#### The request
Show every line that has the string "fullscreen" in it.

#### Provided entries

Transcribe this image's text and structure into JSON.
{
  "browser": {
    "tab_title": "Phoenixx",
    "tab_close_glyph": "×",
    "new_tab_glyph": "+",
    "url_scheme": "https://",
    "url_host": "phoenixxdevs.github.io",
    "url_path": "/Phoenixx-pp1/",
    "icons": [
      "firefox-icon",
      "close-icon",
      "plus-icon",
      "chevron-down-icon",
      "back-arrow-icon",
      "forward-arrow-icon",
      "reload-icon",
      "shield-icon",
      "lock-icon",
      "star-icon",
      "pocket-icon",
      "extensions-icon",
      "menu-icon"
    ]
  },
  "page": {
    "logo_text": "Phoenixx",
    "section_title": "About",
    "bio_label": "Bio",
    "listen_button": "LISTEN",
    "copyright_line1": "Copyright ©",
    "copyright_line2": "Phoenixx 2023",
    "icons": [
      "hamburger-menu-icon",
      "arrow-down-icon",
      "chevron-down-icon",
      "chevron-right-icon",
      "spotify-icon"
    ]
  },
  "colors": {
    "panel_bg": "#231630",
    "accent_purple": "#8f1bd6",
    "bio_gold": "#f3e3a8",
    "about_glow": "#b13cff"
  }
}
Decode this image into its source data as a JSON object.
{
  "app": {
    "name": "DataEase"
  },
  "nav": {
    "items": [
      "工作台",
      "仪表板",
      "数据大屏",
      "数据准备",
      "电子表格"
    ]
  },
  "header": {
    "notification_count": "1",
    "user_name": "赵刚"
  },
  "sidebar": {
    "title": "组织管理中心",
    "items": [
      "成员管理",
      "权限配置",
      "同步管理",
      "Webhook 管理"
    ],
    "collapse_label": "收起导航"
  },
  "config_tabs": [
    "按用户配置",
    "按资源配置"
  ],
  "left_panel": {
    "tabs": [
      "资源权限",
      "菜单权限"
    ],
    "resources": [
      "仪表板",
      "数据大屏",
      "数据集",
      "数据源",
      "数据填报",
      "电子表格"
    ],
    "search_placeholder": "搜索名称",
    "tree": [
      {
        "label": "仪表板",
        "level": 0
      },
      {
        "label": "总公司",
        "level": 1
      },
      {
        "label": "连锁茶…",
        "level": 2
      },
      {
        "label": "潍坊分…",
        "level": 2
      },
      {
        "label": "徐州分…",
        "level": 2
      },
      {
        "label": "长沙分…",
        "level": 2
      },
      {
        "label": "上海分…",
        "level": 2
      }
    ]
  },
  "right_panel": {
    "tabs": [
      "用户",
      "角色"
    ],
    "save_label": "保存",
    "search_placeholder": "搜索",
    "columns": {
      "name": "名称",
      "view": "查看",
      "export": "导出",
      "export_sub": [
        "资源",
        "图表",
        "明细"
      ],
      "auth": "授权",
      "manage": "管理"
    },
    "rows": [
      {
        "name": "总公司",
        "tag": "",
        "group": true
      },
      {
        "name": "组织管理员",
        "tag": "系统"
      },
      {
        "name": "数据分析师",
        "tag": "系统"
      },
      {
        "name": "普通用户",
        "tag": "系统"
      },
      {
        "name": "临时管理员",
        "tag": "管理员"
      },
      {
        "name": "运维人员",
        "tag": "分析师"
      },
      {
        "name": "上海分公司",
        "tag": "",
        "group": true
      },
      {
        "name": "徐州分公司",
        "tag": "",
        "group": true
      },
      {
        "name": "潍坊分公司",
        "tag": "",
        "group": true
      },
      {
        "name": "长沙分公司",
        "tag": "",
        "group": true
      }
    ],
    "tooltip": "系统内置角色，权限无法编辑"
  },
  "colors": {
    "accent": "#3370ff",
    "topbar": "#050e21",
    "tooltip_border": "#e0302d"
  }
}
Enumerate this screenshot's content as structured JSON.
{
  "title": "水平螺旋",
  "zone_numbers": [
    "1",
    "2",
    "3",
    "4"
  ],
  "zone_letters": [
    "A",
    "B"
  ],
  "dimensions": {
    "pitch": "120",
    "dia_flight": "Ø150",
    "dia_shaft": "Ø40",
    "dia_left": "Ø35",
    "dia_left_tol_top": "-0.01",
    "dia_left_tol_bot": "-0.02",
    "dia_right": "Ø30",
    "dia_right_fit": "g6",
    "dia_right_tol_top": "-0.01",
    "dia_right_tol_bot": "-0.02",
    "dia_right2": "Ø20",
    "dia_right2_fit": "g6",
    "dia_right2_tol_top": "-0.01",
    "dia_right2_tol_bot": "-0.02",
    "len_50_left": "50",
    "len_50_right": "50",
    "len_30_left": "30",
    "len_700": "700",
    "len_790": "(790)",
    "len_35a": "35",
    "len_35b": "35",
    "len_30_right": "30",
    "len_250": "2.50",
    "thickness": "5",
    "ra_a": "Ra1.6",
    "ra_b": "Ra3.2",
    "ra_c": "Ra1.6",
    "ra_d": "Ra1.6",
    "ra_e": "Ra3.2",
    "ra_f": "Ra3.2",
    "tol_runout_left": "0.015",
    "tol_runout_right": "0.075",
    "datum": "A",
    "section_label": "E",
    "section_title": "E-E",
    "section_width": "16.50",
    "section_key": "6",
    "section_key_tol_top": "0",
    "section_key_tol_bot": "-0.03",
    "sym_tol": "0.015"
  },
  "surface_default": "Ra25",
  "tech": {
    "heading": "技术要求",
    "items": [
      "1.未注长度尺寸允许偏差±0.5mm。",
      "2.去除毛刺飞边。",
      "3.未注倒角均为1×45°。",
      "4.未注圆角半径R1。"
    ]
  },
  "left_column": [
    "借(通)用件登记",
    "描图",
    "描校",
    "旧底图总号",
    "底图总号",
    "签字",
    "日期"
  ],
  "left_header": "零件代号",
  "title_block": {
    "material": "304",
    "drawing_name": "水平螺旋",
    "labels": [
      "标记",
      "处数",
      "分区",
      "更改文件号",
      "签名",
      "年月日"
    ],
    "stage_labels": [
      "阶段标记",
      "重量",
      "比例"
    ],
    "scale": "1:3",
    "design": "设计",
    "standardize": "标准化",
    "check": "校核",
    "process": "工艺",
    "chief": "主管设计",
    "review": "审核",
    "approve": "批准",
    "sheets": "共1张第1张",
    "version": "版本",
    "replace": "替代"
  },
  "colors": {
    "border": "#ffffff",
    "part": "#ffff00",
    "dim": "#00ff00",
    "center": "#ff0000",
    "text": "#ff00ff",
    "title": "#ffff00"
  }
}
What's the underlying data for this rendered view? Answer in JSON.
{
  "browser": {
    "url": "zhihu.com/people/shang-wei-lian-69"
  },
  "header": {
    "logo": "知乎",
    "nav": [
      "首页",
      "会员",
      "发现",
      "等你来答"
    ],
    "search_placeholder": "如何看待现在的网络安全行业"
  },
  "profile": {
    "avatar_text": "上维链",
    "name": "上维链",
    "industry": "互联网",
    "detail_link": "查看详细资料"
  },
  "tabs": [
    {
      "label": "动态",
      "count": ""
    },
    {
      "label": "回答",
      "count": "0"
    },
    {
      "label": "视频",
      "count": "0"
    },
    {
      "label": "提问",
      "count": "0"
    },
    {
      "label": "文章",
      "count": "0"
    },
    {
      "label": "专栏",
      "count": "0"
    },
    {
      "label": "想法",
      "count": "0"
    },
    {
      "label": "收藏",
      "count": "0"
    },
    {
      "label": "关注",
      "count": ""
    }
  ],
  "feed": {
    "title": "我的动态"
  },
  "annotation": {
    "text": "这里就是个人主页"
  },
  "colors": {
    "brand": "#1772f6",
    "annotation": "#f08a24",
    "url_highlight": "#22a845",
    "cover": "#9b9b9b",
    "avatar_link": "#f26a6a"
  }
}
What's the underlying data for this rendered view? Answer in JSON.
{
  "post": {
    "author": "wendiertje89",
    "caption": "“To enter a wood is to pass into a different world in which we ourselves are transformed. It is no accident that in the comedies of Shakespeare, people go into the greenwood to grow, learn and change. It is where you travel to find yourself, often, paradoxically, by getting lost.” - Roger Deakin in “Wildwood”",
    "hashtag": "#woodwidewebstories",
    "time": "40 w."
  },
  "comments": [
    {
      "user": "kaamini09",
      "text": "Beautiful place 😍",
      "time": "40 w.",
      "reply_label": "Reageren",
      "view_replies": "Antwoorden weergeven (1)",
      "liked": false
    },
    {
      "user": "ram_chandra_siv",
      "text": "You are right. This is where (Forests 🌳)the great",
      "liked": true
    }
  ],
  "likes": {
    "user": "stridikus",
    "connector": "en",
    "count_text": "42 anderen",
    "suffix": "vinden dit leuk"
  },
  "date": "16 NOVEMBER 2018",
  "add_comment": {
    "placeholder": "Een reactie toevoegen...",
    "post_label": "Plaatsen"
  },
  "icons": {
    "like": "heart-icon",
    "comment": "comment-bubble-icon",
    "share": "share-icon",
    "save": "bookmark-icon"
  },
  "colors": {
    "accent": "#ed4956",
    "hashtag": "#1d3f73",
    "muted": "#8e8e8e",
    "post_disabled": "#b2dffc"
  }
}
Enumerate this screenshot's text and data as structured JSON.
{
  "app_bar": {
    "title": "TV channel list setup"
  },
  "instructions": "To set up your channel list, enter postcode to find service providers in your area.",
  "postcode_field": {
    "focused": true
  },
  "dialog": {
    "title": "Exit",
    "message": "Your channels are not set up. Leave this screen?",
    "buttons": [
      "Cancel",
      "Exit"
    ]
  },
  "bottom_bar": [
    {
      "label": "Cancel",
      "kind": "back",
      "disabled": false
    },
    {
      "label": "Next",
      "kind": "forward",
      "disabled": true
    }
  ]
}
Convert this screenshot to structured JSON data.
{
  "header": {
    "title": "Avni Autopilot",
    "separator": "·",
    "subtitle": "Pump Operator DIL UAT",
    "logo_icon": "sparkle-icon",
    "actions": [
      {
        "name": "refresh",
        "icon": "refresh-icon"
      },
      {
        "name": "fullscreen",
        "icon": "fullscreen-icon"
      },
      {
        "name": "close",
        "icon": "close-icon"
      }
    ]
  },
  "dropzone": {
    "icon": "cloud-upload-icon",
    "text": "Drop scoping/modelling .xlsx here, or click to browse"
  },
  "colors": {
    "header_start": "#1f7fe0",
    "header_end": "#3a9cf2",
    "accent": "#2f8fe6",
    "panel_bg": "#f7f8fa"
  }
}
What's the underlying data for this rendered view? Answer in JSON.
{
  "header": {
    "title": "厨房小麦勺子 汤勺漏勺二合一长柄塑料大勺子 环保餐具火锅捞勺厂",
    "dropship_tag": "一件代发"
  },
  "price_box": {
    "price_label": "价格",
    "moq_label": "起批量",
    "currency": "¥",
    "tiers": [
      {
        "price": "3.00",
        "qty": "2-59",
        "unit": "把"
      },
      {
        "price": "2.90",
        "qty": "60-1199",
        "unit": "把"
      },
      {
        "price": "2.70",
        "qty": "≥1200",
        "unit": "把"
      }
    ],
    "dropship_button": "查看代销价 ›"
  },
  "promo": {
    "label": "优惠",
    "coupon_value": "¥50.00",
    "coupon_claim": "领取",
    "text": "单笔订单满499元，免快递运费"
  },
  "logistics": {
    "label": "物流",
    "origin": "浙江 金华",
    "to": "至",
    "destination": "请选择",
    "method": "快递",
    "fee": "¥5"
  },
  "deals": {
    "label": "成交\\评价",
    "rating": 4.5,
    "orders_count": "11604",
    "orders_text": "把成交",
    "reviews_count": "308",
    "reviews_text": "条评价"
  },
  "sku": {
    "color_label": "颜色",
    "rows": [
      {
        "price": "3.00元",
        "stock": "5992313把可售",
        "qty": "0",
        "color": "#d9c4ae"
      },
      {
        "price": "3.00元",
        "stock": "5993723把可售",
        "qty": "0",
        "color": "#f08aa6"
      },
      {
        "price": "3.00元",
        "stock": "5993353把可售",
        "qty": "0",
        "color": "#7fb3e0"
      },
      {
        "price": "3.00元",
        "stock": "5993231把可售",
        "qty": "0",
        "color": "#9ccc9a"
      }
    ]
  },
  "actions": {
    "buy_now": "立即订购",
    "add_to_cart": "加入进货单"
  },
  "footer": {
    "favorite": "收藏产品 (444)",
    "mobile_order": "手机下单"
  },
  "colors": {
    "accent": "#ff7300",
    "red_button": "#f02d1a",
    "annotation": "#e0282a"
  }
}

#### Written response
        "name": "fullscreen",
        "icon": "fullscreen-icon"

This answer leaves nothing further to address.